--- Begin DATA ENTRIES ---

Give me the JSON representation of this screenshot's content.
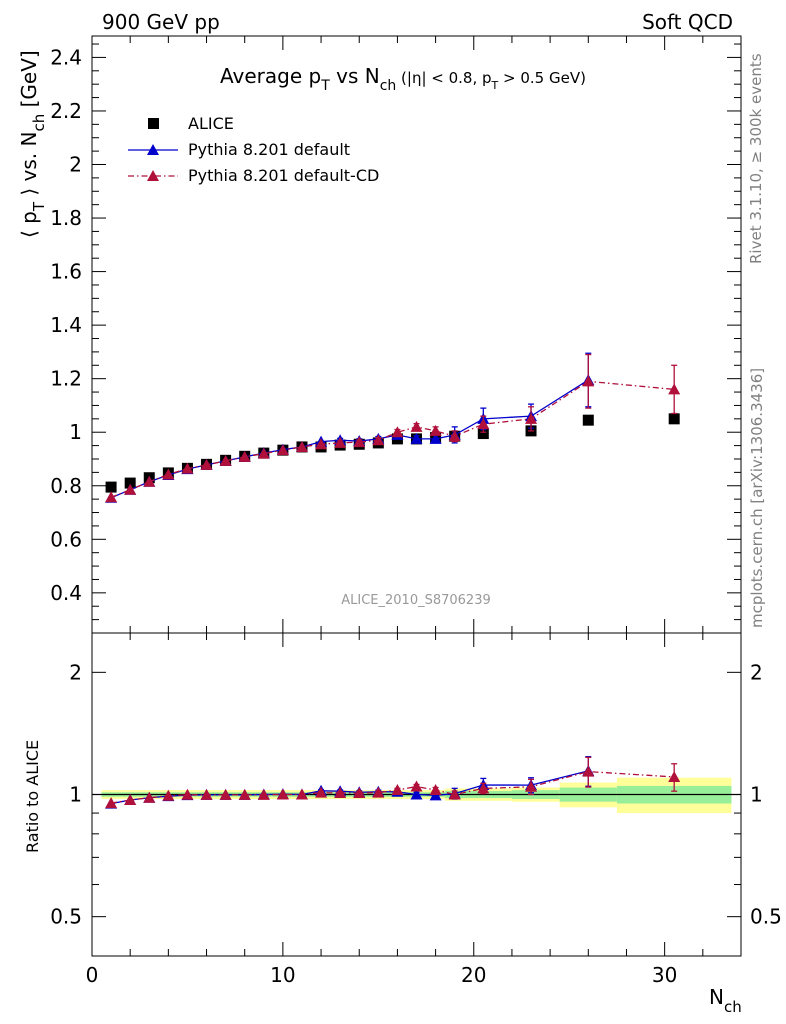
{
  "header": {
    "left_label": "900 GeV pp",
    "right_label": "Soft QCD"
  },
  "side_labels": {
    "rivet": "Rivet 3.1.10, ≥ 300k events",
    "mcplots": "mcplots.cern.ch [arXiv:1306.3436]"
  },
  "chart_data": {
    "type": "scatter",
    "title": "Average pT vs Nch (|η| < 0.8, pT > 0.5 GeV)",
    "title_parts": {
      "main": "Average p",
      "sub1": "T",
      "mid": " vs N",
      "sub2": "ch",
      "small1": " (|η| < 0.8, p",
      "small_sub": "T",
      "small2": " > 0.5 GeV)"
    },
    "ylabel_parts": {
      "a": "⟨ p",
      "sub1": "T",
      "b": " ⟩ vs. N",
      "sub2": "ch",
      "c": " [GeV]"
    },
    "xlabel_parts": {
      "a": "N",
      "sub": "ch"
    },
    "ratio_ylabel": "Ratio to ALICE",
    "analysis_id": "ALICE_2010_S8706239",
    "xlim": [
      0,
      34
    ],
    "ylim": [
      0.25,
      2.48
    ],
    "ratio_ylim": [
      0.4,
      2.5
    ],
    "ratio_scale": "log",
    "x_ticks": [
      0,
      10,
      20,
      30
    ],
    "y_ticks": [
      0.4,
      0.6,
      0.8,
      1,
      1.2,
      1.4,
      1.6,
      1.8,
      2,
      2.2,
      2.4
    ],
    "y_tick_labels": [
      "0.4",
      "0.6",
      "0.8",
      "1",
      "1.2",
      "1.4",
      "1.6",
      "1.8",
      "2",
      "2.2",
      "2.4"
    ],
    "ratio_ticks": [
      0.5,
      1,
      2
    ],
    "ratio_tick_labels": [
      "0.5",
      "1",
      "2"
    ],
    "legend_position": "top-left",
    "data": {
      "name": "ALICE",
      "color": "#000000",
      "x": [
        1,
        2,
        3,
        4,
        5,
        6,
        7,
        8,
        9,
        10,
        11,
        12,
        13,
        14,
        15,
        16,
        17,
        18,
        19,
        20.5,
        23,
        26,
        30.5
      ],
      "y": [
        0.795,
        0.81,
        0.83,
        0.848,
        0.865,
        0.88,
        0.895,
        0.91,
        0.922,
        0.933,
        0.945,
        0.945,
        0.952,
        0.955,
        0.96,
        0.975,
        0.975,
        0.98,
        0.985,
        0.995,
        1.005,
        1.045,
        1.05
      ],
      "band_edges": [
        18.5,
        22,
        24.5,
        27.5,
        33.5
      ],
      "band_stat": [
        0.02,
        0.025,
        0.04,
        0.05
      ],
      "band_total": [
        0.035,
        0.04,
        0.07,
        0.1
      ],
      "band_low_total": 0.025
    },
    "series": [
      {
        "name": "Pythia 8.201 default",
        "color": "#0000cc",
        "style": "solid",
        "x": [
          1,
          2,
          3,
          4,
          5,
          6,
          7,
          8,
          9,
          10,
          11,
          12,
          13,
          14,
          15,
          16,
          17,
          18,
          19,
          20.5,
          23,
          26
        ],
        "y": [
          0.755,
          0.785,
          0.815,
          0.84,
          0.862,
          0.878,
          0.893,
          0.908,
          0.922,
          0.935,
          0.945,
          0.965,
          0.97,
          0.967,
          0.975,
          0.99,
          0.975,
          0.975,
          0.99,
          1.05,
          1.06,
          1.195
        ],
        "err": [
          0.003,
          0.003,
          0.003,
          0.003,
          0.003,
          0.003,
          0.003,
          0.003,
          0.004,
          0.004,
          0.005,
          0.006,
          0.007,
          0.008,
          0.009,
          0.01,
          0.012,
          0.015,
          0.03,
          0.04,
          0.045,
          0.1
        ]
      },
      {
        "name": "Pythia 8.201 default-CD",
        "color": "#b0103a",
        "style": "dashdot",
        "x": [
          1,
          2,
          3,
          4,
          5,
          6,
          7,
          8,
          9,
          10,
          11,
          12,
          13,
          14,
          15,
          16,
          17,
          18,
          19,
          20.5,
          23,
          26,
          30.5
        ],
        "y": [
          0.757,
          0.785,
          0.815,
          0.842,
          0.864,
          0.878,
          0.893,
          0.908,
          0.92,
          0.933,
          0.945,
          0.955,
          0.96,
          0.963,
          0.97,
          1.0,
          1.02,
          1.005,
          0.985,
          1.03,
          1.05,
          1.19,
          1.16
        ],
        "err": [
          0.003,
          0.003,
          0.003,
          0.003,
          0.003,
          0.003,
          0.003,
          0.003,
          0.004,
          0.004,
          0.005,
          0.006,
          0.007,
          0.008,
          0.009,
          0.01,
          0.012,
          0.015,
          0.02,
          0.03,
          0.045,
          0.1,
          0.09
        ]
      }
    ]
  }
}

--- End DATA ENTRIES ---
--- Begin DATA ENTRIES ---

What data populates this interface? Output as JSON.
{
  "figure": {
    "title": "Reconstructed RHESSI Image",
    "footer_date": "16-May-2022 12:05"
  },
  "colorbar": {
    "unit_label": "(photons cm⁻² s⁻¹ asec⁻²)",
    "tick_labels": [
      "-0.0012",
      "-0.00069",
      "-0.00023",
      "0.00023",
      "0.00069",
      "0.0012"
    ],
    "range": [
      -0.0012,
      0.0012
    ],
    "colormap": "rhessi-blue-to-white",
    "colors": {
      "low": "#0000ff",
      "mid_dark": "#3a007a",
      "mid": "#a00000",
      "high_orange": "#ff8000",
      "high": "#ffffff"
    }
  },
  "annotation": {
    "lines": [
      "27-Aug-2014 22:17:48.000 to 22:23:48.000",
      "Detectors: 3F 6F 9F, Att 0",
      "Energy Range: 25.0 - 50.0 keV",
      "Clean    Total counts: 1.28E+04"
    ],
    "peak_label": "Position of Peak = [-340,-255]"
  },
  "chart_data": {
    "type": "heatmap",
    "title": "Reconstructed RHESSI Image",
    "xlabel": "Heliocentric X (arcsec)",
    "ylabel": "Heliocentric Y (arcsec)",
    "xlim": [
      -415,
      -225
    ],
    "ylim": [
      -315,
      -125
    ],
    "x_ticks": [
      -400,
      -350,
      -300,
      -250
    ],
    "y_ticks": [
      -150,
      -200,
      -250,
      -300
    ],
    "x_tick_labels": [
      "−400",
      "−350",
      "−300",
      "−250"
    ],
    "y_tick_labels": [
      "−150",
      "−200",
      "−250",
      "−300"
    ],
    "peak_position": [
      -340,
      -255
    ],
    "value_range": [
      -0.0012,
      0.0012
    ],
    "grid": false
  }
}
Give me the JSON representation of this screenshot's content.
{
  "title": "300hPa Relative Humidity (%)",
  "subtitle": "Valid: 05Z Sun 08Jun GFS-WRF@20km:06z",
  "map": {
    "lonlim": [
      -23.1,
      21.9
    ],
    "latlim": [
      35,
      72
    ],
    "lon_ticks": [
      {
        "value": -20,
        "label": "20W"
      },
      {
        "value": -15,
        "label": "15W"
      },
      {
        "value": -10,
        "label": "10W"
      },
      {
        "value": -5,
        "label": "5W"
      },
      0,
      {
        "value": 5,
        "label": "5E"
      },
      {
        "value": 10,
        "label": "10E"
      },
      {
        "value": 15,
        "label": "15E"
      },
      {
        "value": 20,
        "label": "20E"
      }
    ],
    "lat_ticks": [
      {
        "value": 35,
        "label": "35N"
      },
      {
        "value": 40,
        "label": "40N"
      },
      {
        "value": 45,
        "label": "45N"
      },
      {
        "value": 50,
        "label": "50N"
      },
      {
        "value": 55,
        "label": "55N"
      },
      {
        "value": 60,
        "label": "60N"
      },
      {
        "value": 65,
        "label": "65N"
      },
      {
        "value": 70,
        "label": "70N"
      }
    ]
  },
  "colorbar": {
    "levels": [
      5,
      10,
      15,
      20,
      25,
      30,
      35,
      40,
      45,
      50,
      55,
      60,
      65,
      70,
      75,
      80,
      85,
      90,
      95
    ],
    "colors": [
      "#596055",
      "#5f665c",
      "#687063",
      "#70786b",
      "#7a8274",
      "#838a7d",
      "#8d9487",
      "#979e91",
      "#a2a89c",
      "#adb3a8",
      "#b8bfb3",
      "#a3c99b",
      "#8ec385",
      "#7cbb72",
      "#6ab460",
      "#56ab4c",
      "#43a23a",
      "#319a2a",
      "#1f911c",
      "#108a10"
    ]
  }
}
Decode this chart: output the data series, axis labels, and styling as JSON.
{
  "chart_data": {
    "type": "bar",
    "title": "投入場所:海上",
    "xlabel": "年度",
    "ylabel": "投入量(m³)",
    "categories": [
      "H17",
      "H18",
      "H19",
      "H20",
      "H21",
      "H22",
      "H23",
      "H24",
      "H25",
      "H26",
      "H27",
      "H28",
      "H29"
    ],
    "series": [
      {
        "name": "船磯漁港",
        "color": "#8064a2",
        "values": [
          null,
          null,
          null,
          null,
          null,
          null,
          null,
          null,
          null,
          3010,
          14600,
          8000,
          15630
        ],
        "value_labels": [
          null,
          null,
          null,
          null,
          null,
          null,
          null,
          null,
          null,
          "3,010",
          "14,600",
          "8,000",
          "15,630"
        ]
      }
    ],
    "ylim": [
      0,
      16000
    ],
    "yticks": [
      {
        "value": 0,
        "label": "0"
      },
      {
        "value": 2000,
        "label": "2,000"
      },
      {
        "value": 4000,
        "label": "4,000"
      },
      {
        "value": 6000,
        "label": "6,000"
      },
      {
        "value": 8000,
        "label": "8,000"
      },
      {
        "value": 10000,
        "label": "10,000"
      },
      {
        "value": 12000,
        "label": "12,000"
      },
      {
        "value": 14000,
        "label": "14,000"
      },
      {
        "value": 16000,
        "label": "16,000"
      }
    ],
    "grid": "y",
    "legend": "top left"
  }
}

--- End DATA ENTRIES ---

**DIRECTIONS**
The lines above form a set of records; determine how many of them contain the string "arcsec" and give that number alone.

**EXPECTED OUTPUT**
2